DATA ENTRIES:
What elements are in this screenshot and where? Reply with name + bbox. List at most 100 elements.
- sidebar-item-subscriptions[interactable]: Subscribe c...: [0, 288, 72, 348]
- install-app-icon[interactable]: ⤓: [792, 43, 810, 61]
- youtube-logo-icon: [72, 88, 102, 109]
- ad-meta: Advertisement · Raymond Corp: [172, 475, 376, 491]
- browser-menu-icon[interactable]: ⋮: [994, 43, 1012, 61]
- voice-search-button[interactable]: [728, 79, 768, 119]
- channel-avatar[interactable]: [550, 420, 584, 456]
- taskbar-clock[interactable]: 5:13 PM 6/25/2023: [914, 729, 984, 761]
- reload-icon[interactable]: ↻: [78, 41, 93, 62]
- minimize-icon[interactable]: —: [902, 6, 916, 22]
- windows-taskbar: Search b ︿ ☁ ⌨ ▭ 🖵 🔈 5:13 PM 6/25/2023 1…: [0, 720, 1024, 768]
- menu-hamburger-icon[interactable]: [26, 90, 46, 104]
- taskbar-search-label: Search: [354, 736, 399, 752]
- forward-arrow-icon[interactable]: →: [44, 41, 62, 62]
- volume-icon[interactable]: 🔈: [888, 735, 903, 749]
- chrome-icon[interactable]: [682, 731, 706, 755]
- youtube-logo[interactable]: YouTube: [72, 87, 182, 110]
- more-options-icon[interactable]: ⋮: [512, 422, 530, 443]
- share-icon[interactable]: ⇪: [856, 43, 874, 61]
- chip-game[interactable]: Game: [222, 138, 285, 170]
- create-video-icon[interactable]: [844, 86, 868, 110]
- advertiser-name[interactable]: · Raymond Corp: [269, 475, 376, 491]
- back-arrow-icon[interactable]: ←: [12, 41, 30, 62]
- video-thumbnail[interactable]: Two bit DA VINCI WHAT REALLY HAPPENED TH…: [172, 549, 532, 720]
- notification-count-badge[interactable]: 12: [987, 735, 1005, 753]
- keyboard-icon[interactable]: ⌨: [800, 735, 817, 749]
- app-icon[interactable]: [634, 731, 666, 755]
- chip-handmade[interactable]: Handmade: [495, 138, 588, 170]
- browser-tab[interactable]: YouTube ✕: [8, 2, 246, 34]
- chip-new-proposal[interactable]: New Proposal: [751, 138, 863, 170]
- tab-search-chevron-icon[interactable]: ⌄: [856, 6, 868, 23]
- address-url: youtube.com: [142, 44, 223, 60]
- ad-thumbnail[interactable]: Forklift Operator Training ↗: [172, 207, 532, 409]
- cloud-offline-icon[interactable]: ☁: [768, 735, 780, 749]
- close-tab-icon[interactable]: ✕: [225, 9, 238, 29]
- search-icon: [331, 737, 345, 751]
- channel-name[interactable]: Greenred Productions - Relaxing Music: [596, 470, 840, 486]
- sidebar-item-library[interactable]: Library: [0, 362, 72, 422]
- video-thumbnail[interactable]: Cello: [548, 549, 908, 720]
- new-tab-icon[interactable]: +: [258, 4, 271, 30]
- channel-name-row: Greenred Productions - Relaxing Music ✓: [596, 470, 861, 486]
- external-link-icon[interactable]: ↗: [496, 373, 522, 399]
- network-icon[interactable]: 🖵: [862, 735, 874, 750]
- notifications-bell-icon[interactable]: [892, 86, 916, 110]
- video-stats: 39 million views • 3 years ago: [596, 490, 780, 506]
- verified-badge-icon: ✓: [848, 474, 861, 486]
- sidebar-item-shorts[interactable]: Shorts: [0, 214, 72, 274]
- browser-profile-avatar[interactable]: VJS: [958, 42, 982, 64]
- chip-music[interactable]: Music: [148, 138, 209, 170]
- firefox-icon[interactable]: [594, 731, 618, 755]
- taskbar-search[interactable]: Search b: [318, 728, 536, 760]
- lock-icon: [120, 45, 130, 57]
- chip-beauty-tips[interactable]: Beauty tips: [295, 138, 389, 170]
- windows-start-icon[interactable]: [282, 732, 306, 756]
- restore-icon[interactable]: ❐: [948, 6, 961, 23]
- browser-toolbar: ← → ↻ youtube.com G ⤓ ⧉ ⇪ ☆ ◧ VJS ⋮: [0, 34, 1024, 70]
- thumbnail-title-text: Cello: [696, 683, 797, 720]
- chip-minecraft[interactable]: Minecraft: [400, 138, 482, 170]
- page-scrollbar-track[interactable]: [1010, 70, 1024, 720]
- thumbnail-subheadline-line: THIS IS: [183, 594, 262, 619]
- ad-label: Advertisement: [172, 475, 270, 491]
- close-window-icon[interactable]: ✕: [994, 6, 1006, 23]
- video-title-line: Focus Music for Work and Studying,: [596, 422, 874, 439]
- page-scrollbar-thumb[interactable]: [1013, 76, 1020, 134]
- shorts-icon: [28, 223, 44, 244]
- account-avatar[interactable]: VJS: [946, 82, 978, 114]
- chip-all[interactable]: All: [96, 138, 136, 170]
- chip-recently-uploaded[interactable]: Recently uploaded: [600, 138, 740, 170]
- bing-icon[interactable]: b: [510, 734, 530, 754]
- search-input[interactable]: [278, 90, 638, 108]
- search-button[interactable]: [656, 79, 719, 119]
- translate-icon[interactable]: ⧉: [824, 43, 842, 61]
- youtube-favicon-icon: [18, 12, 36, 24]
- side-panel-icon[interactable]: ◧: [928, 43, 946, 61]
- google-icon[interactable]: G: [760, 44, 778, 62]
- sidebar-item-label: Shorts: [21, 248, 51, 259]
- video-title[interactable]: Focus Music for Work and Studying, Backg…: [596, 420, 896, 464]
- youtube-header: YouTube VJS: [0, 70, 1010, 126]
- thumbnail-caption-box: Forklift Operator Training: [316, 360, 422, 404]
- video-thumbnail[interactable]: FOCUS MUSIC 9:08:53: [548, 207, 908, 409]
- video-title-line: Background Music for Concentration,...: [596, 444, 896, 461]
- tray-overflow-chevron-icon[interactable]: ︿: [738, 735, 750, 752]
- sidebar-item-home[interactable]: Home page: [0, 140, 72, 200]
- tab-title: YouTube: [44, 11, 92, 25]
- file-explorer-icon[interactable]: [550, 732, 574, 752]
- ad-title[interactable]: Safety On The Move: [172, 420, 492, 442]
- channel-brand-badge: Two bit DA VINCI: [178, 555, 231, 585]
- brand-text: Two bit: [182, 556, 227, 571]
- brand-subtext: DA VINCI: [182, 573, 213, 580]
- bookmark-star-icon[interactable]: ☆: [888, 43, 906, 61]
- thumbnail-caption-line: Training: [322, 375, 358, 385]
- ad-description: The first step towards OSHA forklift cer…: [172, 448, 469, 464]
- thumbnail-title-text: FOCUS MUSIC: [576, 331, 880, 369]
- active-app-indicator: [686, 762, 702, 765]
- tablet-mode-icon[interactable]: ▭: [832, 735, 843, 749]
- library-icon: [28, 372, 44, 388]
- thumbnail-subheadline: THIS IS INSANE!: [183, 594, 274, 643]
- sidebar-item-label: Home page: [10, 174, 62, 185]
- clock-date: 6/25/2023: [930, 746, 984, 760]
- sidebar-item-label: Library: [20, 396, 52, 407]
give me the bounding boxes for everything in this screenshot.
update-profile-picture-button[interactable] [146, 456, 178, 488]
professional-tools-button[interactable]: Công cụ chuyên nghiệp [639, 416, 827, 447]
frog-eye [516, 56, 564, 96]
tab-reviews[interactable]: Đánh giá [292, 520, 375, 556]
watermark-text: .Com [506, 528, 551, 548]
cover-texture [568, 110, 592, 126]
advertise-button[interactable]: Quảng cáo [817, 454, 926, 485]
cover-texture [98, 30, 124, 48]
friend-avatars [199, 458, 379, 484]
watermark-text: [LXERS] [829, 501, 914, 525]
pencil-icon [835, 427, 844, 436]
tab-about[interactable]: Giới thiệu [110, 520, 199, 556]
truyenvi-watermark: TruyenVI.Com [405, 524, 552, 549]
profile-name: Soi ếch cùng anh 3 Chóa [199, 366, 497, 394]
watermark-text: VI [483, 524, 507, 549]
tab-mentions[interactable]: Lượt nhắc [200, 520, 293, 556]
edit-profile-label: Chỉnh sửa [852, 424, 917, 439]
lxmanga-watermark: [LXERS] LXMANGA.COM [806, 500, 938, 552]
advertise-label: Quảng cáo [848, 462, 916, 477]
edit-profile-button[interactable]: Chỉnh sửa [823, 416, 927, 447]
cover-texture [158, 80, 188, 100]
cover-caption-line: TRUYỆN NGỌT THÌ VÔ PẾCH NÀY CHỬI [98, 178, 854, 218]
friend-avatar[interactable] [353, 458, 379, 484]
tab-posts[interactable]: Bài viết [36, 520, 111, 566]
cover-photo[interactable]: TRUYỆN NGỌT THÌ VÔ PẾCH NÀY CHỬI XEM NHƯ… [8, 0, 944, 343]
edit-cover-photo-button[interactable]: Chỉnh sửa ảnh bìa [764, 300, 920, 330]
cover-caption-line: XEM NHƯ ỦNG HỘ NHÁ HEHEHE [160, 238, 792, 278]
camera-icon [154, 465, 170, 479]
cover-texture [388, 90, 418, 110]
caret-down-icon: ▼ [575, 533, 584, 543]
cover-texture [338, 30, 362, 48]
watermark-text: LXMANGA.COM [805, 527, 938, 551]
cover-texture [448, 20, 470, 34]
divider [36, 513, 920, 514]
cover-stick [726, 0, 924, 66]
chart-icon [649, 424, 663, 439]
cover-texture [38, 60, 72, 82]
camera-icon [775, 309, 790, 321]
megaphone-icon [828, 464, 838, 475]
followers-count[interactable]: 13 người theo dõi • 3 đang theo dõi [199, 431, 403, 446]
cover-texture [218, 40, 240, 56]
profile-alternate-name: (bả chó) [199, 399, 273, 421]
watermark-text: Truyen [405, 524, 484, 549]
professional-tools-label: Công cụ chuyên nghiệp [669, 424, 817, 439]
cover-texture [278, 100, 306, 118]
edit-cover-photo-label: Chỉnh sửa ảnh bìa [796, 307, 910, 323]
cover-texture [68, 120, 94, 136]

PROMPT: Starting at the beginning of the entries and ending at the line that contains "735, 1005, 753]", write those lines out again with "interactable" changed to "clickable" and nothing else altered.

SOLUTION TO THIS PROBLEM:
What elements are in this screenshot and where? Reply with name + bbox. List at most 100 elements.
- sidebar-item-subscriptions[clickable]: Subscribe c...: [0, 288, 72, 348]
- install-app-icon[clickable]: ⤓: [792, 43, 810, 61]
- youtube-logo-icon: [72, 88, 102, 109]
- ad-meta: Advertisement · Raymond Corp: [172, 475, 376, 491]
- browser-menu-icon[clickable]: ⋮: [994, 43, 1012, 61]
- voice-search-button[clickable]: [728, 79, 768, 119]
- channel-avatar[clickable]: [550, 420, 584, 456]
- taskbar-clock[clickable]: 5:13 PM 6/25/2023: [914, 729, 984, 761]
- reload-icon[clickable]: ↻: [78, 41, 93, 62]
- minimize-icon[clickable]: —: [902, 6, 916, 22]
- windows-taskbar: Search b ︿ ☁ ⌨ ▭ 🖵 🔈 5:13 PM 6/25/2023 1…: [0, 720, 1024, 768]
- menu-hamburger-icon[clickable]: [26, 90, 46, 104]
- taskbar-search-label: Search: [354, 736, 399, 752]
- forward-arrow-icon[clickable]: →: [44, 41, 62, 62]
- volume-icon[clickable]: 🔈: [888, 735, 903, 749]
- chrome-icon[clickable]: [682, 731, 706, 755]
- youtube-logo[clickable]: YouTube: [72, 87, 182, 110]
- more-options-icon[clickable]: ⋮: [512, 422, 530, 443]
- share-icon[clickable]: ⇪: [856, 43, 874, 61]
- chip-game[clickable]: Game: [222, 138, 285, 170]
- create-video-icon[clickable]: [844, 86, 868, 110]
- advertiser-name[clickable]: · Raymond Corp: [269, 475, 376, 491]
- back-arrow-icon[clickable]: ←: [12, 41, 30, 62]
- video-thumbnail[clickable]: Two bit DA VINCI WHAT REALLY HAPPENED TH…: [172, 549, 532, 720]
- notification-count-badge[clickable]: 12: [987, 735, 1005, 753]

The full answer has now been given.